**OBJECTIVE**
Read the material below and count the lines holding the string "color". Give that count with nothing added.

(Data extracted from a collection)
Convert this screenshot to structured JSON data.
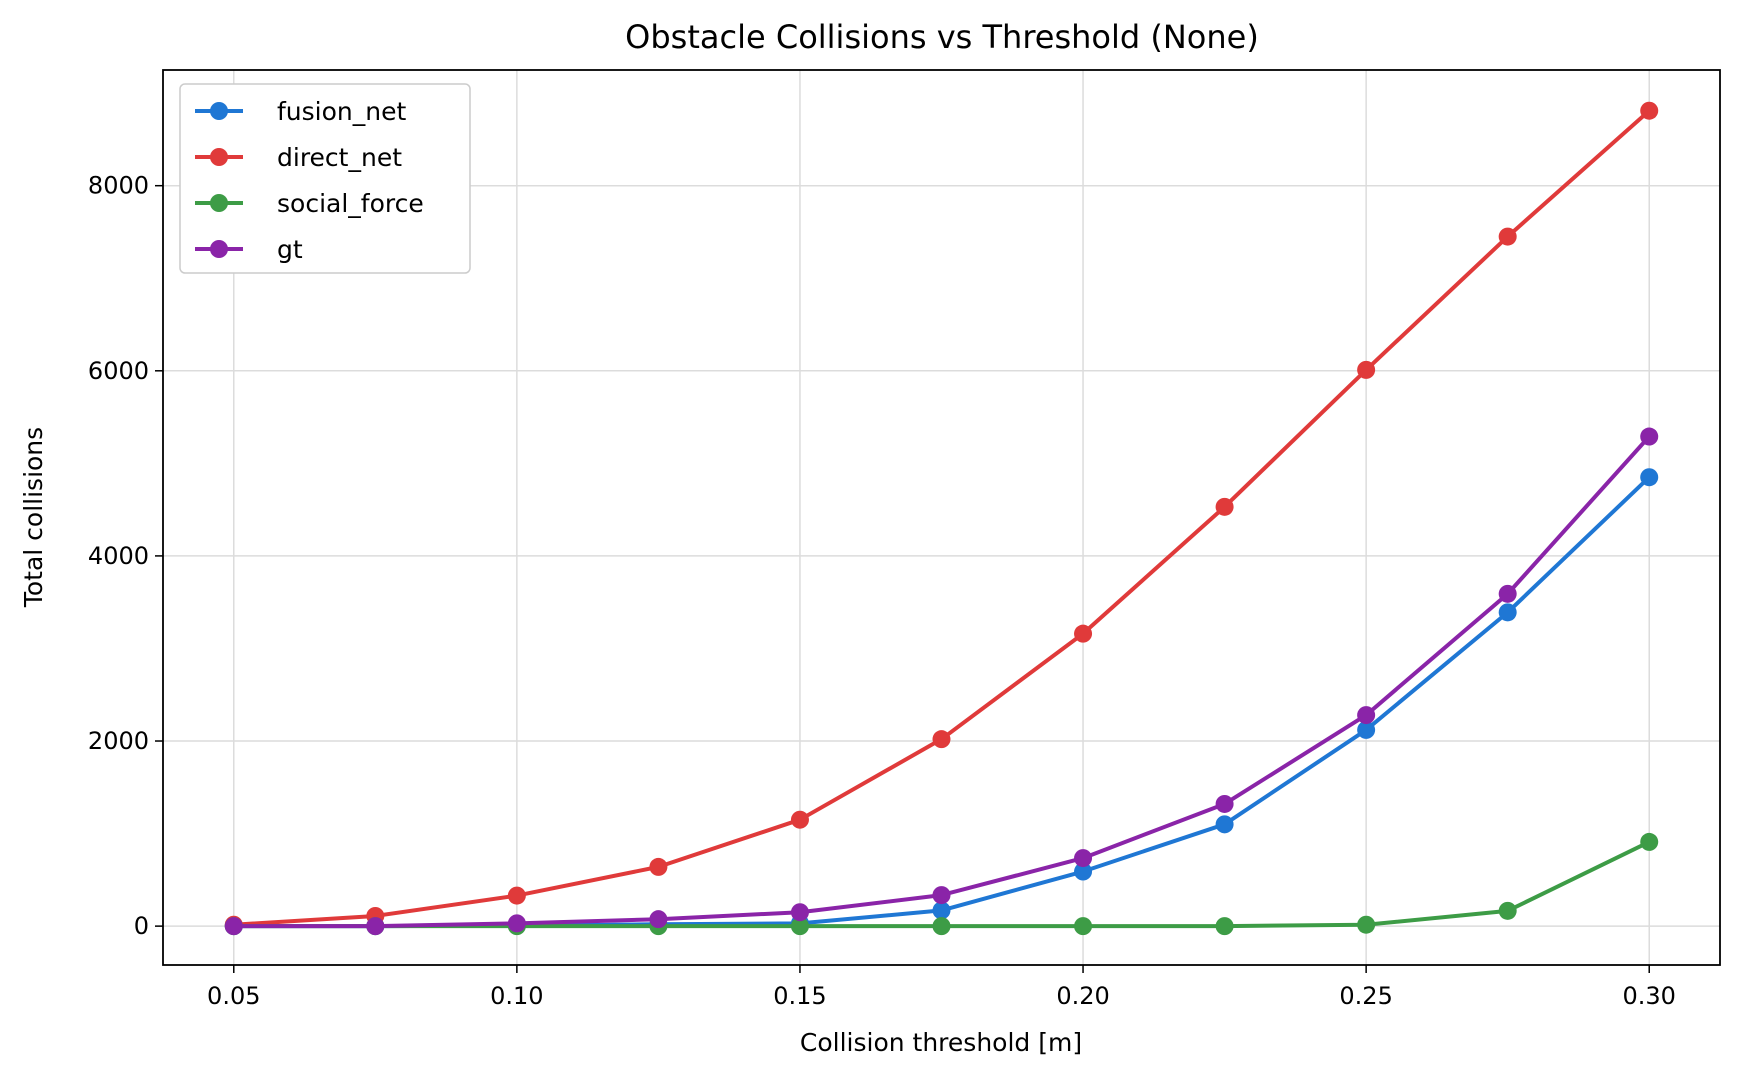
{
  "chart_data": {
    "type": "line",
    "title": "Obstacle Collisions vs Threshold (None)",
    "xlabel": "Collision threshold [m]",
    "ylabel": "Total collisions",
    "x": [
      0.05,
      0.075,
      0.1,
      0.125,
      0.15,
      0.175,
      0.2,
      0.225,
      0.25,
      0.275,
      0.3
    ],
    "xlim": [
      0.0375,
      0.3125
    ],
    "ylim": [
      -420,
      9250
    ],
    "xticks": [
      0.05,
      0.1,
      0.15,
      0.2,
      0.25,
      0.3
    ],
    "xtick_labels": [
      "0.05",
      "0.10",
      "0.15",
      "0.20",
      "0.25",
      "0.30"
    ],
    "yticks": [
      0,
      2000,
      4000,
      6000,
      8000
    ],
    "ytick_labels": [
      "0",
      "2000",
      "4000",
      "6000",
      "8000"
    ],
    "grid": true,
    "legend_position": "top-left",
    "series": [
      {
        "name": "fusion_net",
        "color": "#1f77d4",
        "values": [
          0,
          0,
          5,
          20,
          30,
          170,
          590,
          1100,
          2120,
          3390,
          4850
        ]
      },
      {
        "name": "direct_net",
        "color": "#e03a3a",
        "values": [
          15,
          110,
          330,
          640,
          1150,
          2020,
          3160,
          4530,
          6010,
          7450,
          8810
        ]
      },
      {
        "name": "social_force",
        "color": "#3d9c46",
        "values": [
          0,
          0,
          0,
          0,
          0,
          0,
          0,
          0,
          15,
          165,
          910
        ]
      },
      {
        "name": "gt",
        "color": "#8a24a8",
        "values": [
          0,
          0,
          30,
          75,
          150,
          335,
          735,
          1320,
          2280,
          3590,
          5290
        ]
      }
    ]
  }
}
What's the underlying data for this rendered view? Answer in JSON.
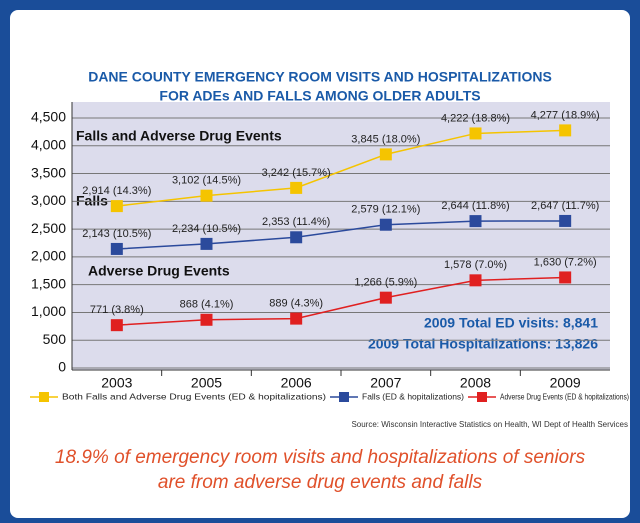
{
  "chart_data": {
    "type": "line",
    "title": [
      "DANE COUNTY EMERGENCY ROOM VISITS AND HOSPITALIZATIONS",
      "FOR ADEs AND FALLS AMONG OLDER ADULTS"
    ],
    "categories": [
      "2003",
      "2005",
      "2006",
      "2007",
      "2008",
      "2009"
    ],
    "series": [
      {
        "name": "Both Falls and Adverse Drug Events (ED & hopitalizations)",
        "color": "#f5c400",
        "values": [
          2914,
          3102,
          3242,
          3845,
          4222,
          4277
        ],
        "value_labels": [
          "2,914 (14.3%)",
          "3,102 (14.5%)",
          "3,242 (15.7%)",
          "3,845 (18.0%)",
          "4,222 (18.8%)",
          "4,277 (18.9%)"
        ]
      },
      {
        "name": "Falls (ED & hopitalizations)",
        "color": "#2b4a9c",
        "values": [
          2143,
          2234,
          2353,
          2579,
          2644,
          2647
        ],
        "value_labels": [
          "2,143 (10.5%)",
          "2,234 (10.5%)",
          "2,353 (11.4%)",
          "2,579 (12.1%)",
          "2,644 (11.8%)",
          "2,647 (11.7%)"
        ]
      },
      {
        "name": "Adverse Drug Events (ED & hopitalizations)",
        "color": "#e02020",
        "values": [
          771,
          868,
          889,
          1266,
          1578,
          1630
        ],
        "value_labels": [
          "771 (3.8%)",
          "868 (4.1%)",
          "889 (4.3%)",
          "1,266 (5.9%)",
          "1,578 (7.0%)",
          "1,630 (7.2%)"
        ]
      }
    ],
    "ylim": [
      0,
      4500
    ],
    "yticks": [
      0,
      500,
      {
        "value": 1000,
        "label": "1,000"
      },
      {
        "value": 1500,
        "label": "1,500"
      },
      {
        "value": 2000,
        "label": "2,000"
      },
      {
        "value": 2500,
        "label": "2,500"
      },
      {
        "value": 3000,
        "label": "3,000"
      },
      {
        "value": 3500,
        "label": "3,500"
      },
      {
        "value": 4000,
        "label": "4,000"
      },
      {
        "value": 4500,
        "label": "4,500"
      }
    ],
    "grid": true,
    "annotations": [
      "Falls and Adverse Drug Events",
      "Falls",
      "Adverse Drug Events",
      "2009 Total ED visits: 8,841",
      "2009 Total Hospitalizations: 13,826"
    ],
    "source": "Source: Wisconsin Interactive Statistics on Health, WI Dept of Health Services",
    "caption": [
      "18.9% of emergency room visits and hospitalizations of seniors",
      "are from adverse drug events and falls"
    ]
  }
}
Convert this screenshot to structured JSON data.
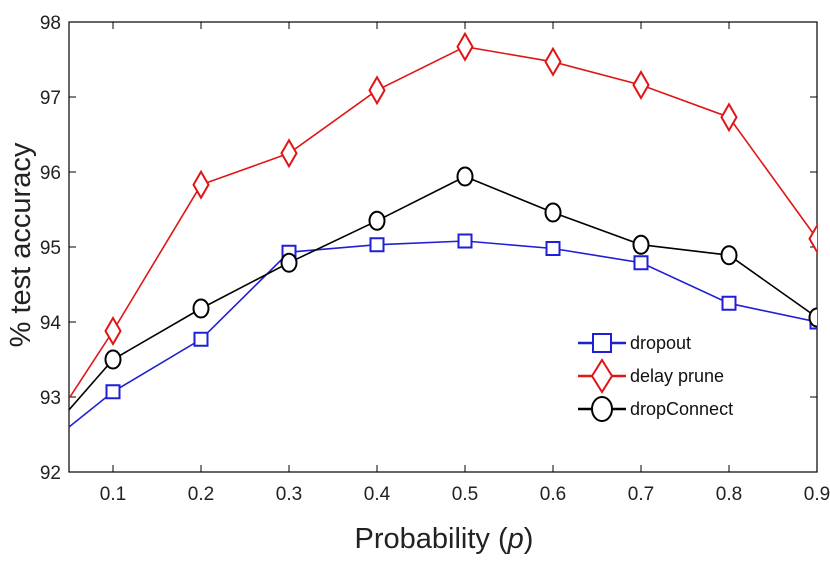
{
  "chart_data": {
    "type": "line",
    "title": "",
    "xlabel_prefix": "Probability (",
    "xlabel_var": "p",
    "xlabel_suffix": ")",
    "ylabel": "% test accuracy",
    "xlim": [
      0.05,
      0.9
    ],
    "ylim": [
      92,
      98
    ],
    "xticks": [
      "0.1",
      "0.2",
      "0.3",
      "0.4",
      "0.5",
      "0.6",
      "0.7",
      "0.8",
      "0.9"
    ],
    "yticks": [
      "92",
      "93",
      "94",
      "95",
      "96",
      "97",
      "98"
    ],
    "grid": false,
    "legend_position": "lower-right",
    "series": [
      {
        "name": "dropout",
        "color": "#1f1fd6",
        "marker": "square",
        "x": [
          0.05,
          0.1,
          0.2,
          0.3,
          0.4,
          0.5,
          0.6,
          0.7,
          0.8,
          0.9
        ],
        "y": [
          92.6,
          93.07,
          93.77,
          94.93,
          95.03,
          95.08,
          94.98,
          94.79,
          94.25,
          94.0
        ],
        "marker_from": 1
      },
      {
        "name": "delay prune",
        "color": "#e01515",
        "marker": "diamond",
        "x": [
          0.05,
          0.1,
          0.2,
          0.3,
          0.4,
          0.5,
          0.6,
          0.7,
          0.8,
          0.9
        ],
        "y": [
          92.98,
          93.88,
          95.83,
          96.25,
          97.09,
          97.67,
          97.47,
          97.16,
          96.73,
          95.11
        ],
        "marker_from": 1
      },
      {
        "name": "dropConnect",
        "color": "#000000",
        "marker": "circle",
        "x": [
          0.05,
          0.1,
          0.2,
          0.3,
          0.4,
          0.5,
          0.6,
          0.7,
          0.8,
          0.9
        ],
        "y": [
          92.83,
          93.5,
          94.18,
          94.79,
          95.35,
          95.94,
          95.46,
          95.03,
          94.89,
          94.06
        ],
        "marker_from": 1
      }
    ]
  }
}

**RESULT FOR THIS TASK**
10